State how many lines hold the word "near", with no other words.

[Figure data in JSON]
--

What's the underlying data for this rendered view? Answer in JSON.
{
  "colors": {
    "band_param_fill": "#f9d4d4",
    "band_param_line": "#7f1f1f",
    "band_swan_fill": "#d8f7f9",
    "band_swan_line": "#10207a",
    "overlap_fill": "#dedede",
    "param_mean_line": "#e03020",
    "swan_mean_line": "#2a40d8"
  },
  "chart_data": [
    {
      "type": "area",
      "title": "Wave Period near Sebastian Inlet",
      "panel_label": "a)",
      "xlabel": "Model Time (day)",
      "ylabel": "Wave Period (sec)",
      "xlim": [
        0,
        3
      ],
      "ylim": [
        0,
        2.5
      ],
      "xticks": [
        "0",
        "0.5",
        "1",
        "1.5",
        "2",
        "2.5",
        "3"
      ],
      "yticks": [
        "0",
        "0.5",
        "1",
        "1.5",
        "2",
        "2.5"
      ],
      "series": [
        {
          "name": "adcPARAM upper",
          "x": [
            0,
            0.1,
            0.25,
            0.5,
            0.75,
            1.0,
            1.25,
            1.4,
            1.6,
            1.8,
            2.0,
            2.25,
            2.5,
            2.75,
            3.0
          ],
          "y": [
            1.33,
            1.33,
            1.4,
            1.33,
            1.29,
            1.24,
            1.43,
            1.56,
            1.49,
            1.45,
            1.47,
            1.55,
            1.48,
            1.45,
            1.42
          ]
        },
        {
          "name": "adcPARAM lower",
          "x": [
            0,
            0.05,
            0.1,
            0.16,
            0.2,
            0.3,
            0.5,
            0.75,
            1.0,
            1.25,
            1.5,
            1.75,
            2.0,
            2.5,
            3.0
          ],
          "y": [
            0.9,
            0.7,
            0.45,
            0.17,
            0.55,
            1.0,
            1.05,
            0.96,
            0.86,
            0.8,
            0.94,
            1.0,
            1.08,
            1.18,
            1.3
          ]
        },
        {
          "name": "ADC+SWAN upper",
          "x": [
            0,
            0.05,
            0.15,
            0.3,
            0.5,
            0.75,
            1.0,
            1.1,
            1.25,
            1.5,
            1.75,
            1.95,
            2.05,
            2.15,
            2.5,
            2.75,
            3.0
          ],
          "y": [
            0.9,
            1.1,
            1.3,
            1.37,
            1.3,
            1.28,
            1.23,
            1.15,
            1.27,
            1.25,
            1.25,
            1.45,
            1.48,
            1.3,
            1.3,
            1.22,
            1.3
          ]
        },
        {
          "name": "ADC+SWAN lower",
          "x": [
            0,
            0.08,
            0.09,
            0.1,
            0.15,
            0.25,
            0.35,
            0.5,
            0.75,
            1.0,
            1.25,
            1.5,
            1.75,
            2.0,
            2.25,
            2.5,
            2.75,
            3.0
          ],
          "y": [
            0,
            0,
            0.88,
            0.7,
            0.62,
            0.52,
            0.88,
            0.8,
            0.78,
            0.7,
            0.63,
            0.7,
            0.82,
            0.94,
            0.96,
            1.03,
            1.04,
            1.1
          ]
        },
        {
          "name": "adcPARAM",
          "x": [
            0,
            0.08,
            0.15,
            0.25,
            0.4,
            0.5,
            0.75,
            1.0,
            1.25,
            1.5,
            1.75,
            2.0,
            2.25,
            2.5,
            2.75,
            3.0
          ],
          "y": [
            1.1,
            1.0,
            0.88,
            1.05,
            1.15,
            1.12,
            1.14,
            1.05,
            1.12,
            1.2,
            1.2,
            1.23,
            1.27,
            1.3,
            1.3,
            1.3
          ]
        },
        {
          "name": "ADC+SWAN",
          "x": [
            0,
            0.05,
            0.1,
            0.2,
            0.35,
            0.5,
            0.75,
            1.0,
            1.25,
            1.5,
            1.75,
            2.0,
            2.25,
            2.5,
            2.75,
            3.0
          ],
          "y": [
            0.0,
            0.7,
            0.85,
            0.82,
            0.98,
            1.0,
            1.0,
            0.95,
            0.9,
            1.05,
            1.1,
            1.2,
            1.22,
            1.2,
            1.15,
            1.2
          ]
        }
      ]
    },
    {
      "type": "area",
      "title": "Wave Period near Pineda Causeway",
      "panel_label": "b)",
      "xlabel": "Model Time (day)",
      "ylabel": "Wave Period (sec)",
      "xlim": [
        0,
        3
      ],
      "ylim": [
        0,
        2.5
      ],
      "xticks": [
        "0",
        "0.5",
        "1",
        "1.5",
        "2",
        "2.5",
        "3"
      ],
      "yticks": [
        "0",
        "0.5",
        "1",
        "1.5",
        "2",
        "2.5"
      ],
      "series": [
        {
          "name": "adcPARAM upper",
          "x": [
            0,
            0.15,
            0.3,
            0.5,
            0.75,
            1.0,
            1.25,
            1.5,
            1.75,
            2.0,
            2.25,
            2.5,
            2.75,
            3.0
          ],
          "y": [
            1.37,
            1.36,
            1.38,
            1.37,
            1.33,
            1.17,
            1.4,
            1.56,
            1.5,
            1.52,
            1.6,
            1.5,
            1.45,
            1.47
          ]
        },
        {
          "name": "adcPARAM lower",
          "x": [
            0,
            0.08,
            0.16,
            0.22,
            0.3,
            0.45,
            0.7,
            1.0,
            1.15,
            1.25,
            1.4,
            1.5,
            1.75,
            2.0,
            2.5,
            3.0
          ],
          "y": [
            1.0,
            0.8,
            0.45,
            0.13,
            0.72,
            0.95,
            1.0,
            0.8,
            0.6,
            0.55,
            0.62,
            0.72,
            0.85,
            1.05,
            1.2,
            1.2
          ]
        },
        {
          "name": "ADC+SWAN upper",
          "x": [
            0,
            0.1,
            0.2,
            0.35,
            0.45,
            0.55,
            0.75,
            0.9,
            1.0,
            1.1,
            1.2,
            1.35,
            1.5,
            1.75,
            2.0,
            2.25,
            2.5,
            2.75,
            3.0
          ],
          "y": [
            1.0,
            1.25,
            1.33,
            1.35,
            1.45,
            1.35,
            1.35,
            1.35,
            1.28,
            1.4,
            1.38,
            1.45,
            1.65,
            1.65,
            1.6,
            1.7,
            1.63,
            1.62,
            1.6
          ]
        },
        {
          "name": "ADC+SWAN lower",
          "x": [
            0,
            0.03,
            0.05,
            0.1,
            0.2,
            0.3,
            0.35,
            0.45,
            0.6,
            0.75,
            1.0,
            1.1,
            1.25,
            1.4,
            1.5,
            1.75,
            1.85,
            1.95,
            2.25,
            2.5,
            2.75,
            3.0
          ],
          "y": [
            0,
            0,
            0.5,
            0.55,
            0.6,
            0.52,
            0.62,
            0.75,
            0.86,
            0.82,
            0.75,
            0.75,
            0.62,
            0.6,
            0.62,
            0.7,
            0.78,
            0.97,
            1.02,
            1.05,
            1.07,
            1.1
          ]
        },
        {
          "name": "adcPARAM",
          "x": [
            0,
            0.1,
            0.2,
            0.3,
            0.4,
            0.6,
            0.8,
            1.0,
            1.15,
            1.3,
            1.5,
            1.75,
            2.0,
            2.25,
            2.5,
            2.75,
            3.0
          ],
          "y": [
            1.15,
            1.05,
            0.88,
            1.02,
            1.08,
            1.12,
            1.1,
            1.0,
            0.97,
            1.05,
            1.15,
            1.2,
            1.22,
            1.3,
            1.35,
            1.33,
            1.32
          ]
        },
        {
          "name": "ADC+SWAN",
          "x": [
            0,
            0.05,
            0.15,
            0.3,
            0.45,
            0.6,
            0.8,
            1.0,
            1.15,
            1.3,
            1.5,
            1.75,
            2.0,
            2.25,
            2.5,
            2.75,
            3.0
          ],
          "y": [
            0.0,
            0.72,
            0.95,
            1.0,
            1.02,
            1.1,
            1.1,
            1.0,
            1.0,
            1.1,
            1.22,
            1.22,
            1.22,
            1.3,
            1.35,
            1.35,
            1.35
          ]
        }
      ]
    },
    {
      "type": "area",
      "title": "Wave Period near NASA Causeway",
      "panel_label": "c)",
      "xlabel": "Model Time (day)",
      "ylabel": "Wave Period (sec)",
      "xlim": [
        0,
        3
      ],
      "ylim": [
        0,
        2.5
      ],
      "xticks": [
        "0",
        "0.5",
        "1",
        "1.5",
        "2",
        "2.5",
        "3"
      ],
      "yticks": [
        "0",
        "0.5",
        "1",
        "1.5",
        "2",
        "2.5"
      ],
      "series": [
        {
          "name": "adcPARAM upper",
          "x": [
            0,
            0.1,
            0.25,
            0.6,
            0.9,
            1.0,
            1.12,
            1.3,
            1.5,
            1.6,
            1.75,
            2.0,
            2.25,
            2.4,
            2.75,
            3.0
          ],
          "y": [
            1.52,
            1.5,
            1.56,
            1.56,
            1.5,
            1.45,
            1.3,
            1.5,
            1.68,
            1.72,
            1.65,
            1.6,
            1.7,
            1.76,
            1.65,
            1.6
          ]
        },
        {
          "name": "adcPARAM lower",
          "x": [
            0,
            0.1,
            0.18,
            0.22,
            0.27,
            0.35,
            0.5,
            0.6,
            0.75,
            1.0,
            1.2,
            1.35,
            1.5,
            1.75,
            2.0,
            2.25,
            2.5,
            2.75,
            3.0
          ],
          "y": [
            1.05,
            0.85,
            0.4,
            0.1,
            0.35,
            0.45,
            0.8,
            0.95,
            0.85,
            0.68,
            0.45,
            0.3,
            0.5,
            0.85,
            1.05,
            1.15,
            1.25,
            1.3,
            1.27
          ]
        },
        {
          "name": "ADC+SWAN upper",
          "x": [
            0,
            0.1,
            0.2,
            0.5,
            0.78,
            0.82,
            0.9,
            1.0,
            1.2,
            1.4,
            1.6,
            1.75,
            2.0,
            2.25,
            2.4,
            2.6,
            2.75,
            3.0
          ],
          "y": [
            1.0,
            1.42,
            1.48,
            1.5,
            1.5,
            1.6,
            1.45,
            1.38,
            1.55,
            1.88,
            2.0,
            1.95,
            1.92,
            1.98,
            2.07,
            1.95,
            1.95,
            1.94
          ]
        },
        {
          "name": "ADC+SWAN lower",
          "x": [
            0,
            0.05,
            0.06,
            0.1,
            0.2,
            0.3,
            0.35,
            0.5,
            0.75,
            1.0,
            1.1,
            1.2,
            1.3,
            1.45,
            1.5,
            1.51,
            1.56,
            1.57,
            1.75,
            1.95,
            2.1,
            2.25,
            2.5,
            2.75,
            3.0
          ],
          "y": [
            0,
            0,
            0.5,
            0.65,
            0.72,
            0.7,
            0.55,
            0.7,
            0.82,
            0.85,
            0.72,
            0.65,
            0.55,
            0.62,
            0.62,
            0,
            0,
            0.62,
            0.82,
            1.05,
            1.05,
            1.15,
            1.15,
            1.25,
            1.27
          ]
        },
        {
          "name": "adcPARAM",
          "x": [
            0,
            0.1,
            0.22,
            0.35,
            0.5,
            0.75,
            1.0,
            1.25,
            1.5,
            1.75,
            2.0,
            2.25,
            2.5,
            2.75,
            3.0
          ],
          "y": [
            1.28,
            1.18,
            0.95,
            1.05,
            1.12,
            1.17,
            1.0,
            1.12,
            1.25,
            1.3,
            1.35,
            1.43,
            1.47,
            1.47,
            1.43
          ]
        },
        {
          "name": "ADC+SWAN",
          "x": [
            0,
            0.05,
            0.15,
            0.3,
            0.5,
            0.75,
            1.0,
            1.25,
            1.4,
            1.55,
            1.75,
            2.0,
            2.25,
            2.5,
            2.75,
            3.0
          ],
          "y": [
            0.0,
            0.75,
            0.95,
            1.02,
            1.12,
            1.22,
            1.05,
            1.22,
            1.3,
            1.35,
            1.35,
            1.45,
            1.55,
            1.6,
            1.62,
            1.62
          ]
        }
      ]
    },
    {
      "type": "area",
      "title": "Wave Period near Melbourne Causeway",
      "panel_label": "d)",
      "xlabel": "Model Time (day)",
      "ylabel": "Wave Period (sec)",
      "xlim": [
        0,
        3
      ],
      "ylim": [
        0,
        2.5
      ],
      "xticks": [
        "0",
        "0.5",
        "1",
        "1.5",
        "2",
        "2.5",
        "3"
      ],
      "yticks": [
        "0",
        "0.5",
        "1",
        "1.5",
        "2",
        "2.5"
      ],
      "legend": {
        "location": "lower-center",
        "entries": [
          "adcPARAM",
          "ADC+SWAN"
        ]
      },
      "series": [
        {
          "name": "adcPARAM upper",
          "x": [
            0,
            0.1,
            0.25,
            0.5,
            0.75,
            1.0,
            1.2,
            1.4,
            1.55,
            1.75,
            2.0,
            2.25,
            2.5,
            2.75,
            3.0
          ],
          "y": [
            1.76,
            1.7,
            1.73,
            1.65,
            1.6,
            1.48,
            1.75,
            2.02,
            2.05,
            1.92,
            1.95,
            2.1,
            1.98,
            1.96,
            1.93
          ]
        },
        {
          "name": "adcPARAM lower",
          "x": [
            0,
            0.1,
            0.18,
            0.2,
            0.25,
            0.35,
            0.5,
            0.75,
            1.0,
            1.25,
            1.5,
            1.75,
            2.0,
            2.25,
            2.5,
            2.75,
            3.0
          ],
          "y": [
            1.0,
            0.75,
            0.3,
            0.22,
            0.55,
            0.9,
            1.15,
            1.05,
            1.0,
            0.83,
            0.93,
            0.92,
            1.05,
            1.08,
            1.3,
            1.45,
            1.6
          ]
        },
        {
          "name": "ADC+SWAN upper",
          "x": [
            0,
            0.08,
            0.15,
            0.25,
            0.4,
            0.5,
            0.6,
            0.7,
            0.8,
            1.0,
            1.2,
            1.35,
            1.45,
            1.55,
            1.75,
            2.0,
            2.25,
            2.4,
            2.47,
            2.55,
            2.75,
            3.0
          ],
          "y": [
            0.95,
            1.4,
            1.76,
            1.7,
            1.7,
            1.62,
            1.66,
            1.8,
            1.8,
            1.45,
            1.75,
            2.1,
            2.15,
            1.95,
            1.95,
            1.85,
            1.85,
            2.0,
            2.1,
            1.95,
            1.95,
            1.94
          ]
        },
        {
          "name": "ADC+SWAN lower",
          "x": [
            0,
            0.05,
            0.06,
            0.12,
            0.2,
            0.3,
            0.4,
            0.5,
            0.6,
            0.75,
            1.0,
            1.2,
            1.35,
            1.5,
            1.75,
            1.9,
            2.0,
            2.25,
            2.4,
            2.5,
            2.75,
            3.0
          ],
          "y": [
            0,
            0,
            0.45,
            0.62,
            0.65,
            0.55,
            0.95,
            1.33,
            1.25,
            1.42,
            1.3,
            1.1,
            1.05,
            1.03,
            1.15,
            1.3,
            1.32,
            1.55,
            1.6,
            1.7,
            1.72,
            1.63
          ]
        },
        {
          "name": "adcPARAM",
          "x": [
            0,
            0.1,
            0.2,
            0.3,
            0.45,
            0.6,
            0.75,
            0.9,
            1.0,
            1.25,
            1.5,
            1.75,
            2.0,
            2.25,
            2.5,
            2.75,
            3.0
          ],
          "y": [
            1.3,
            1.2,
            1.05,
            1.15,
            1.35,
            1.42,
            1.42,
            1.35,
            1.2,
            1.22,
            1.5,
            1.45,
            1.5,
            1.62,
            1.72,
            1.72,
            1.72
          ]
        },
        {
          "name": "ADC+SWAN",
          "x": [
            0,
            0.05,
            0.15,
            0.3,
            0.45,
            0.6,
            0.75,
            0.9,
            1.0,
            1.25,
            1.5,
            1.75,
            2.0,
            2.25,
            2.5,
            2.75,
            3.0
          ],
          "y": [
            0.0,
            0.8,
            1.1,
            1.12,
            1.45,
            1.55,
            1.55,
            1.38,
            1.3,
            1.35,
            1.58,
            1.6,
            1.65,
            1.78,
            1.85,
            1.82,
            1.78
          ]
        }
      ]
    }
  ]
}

--

Finished exercise
4